GIVEN PROBLEM:
Give only the number of lines that include the string "name".

DATA SUPPLIED:
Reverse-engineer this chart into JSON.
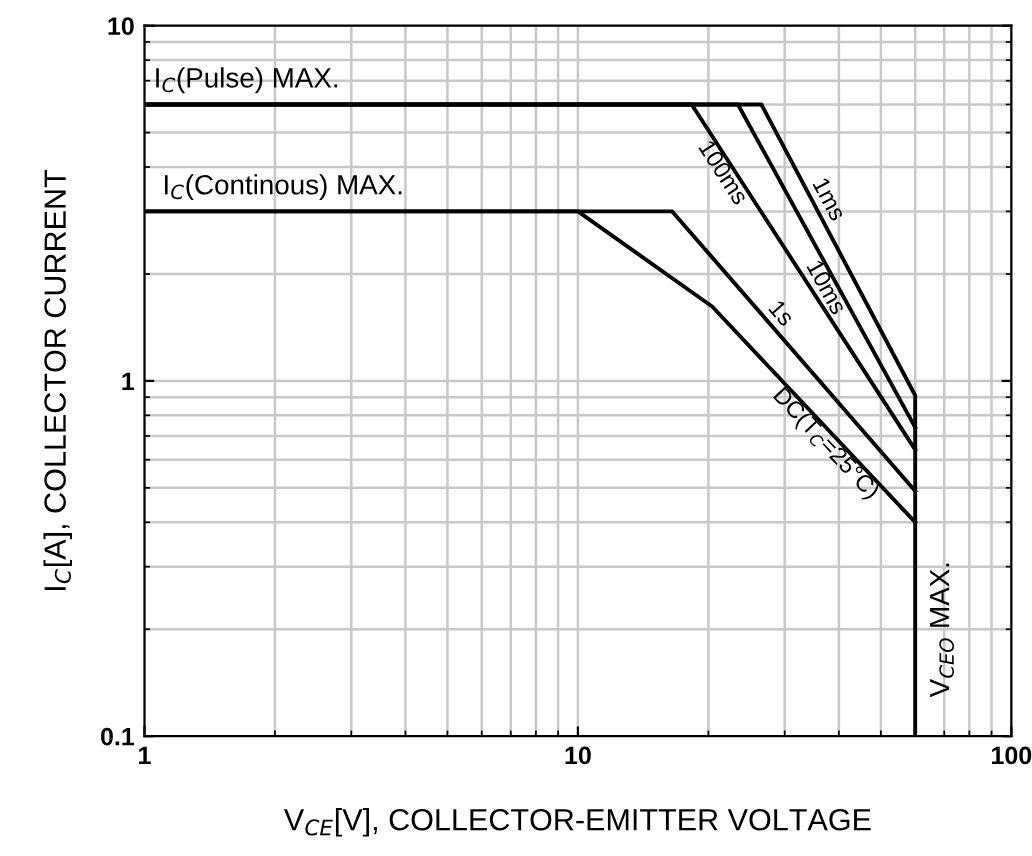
{
  "chart_data": {
    "type": "line",
    "xlabel": "V$_{CE}$[V], COLLECTOR-EMITTER VOLTAGE",
    "ylabel": "I$_{C}$[A], COLLECTOR CURRENT",
    "log": "xy",
    "xlim": [
      1,
      100
    ],
    "ylim": [
      0.1,
      10
    ],
    "xticks": [
      1,
      10,
      100
    ],
    "yticks": [
      0.1,
      1,
      10
    ],
    "grid": true,
    "legend": false,
    "marker": "none",
    "line_style": "solid",
    "series": [
      {
        "name": "1ms",
        "color": "#000000",
        "x": [
          1,
          26.5,
          60,
          60
        ],
        "values": [
          6,
          6,
          0.91,
          0.1
        ]
      },
      {
        "name": "10ms",
        "color": "#000000",
        "x": [
          1,
          23.4,
          60
        ],
        "values": [
          6,
          6,
          0.74
        ]
      },
      {
        "name": "100ms",
        "color": "#000000",
        "x": [
          1,
          18.3,
          60
        ],
        "values": [
          6,
          6,
          0.64
        ]
      },
      {
        "name": "1s",
        "color": "#000000",
        "x": [
          1,
          16.5,
          60
        ],
        "values": [
          3,
          3,
          0.49
        ]
      },
      {
        "name": "DC(T$_{C}$=25°C)",
        "color": "#000000",
        "x": [
          1,
          10,
          20.4,
          60
        ],
        "values": [
          3,
          3,
          1.62,
          0.4
        ]
      }
    ],
    "annotations": [
      {
        "text": "I$_{C}$(Pulse) MAX.",
        "x": 1.05,
        "y": 6
      },
      {
        "text": "I$_{C}$(Continous) MAX.",
        "x": 1.1,
        "y": 3
      },
      {
        "text": "V$_{CEO}$ MAX.",
        "x": 60,
        "y": 0.2
      }
    ]
  }
}
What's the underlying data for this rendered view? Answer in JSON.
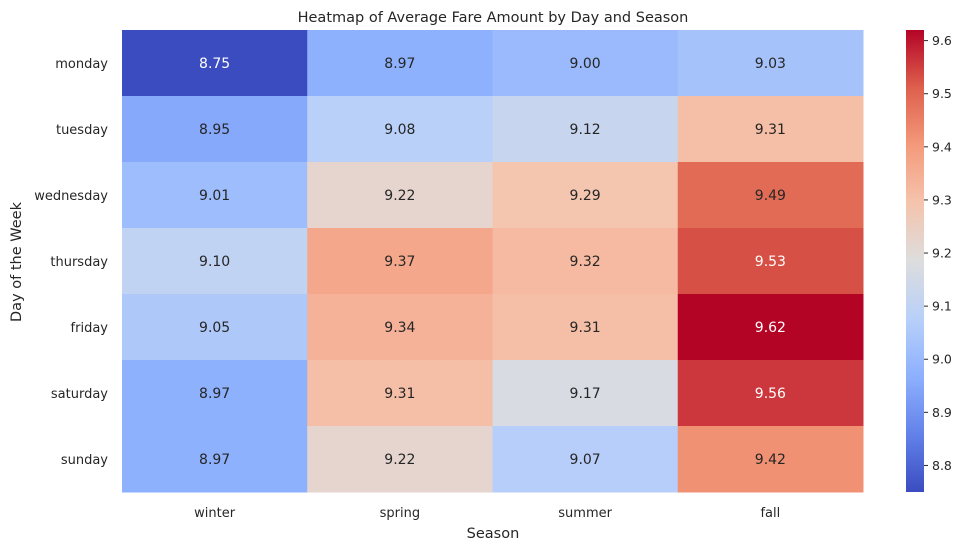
{
  "chart_data": {
    "type": "heatmap",
    "title": "Heatmap of Average Fare Amount by Day and Season",
    "xlabel": "Season",
    "ylabel": "Day of the Week",
    "x_categories": [
      "winter",
      "spring",
      "summer",
      "fall"
    ],
    "y_categories": [
      "monday",
      "tuesday",
      "wednesday",
      "thursday",
      "friday",
      "saturday",
      "sunday"
    ],
    "values": [
      [
        8.75,
        8.97,
        9.0,
        9.03
      ],
      [
        8.95,
        9.08,
        9.12,
        9.31
      ],
      [
        9.01,
        9.22,
        9.29,
        9.49
      ],
      [
        9.1,
        9.37,
        9.32,
        9.53
      ],
      [
        9.05,
        9.34,
        9.31,
        9.62
      ],
      [
        8.97,
        9.31,
        9.17,
        9.56
      ],
      [
        8.97,
        9.22,
        9.07,
        9.42
      ]
    ],
    "value_labels": [
      [
        "8.75",
        "8.97",
        "9.00",
        "9.03"
      ],
      [
        "8.95",
        "9.08",
        "9.12",
        "9.31"
      ],
      [
        "9.01",
        "9.22",
        "9.29",
        "9.49"
      ],
      [
        "9.10",
        "9.37",
        "9.32",
        "9.53"
      ],
      [
        "9.05",
        "9.34",
        "9.31",
        "9.62"
      ],
      [
        "8.97",
        "9.31",
        "9.17",
        "9.56"
      ],
      [
        "8.97",
        "9.22",
        "9.07",
        "9.42"
      ]
    ],
    "colormap": "coolwarm",
    "colorbar": {
      "range": [
        8.75,
        9.62
      ],
      "ticks": [
        "8.8",
        "8.9",
        "9.0",
        "9.1",
        "9.2",
        "9.3",
        "9.4",
        "9.5",
        "9.6"
      ]
    }
  }
}
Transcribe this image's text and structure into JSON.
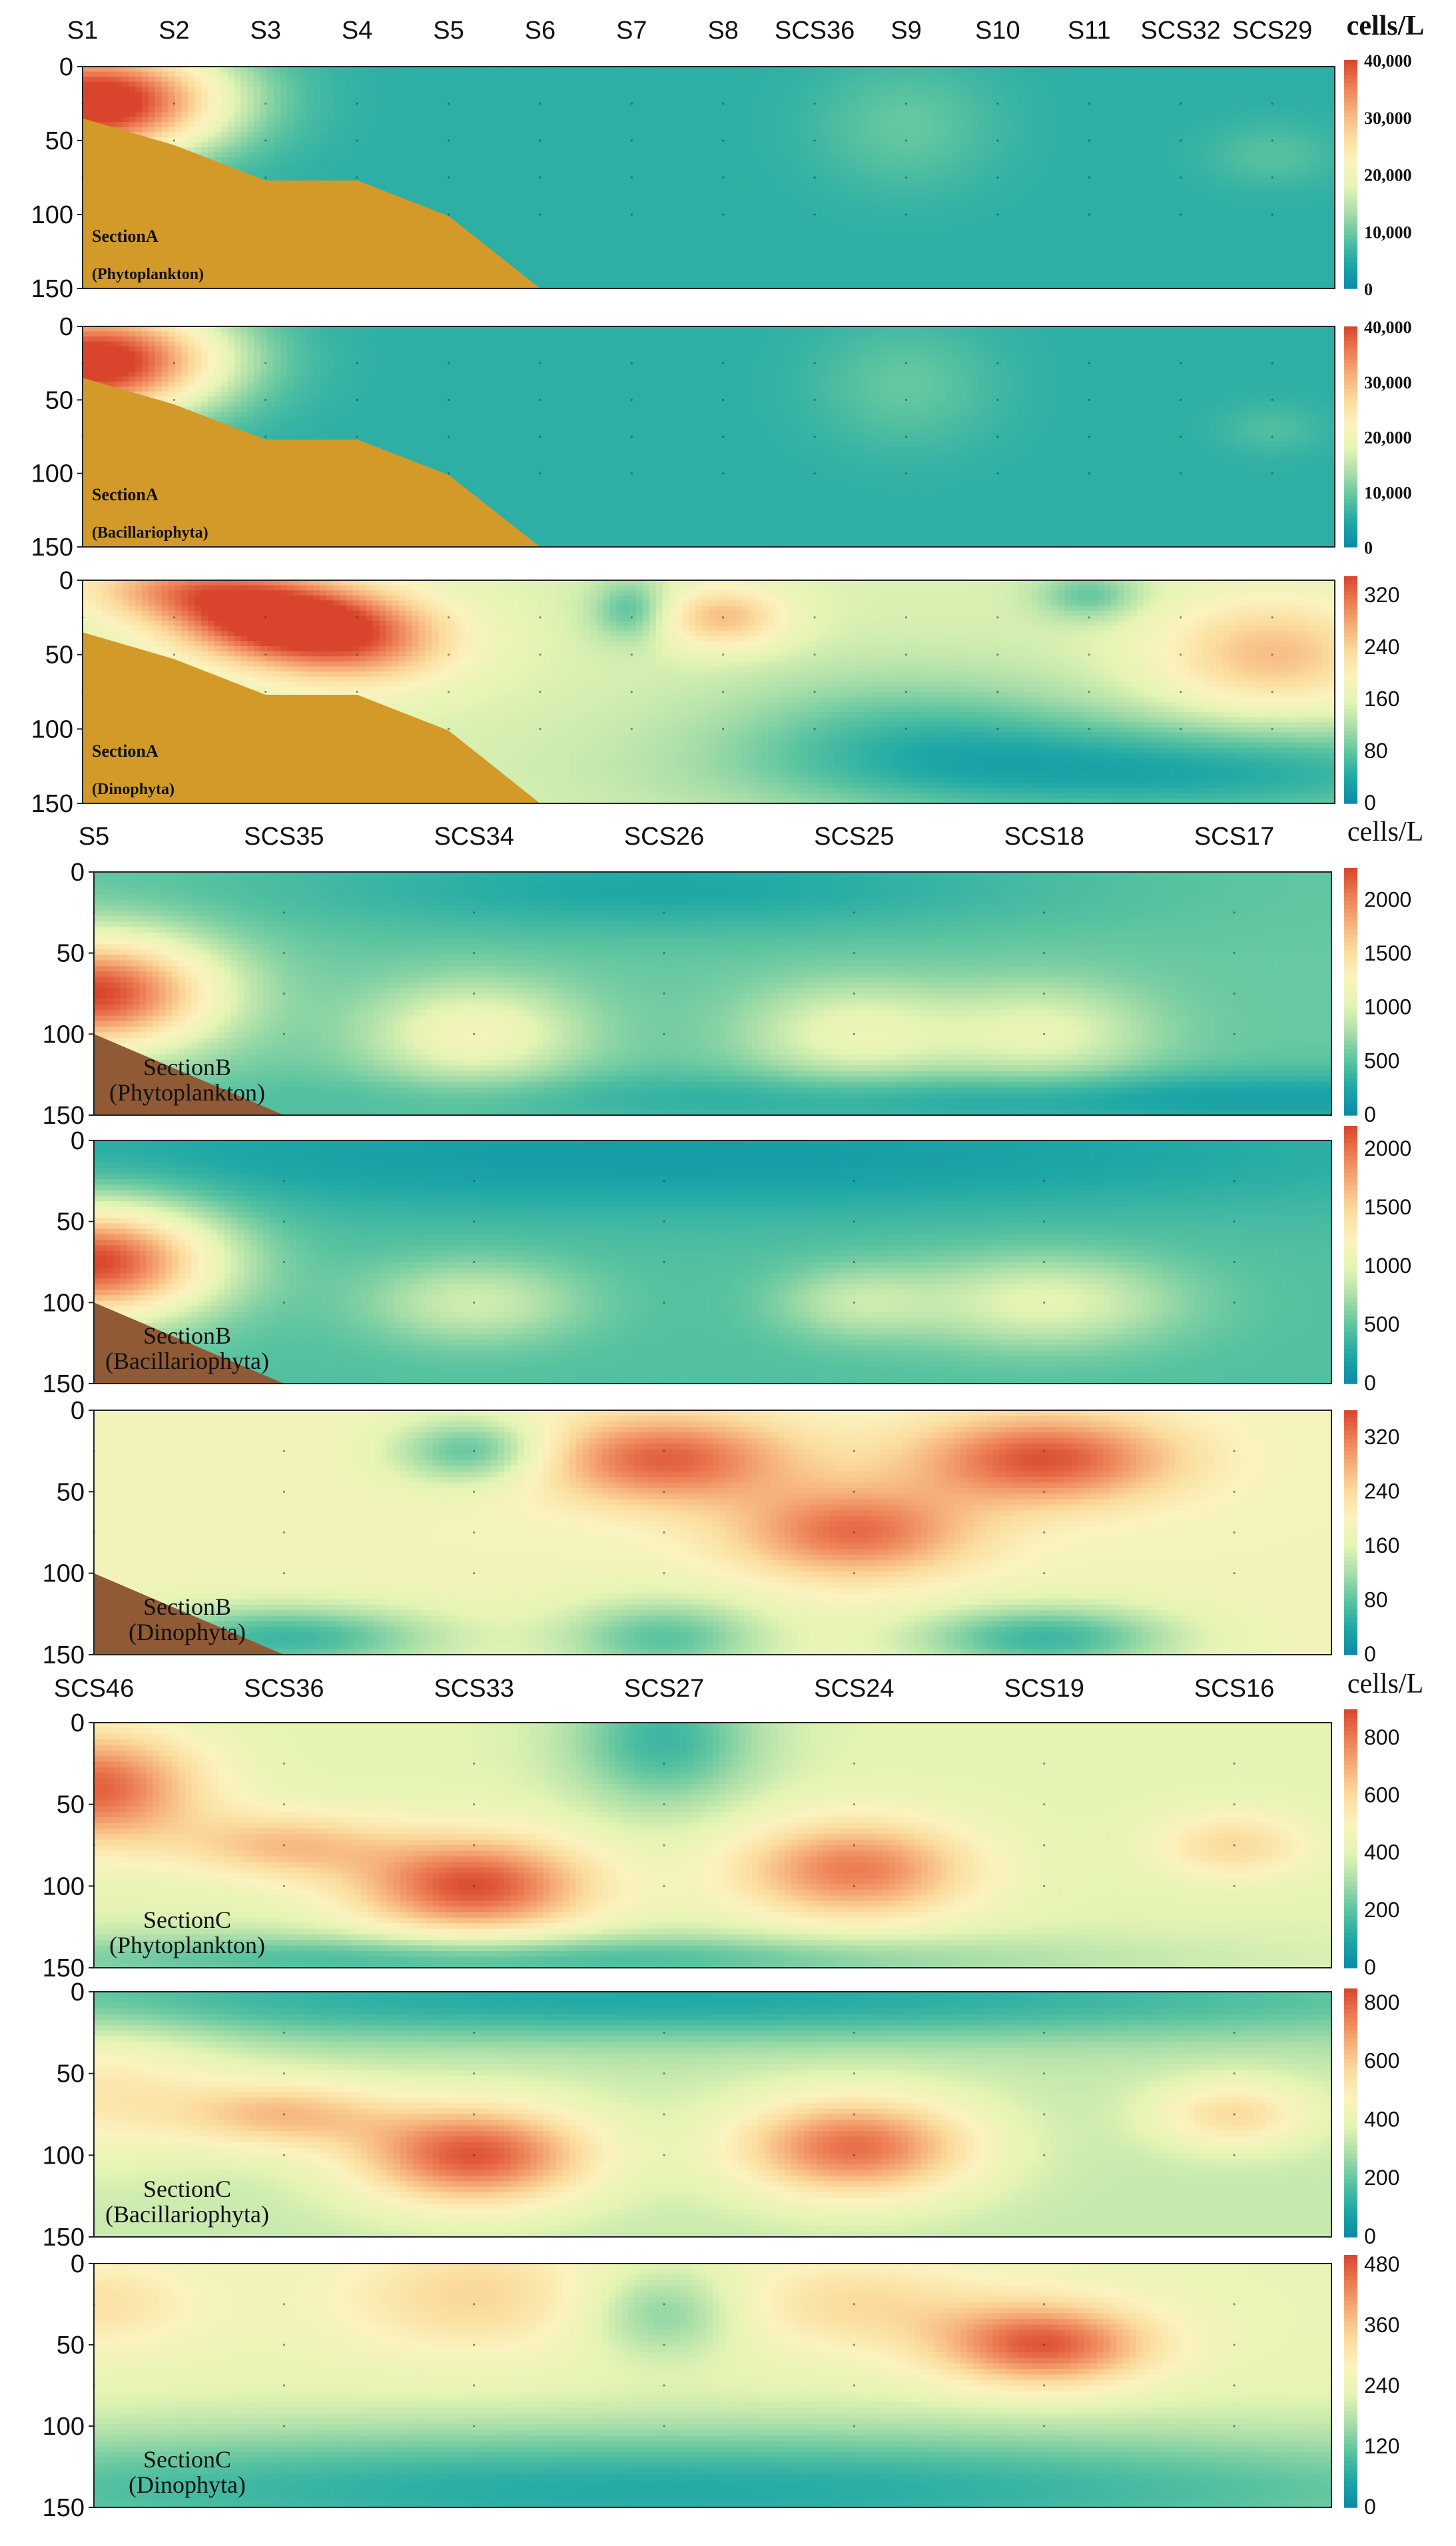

ANSWER FOR THIS EXERCISE:
5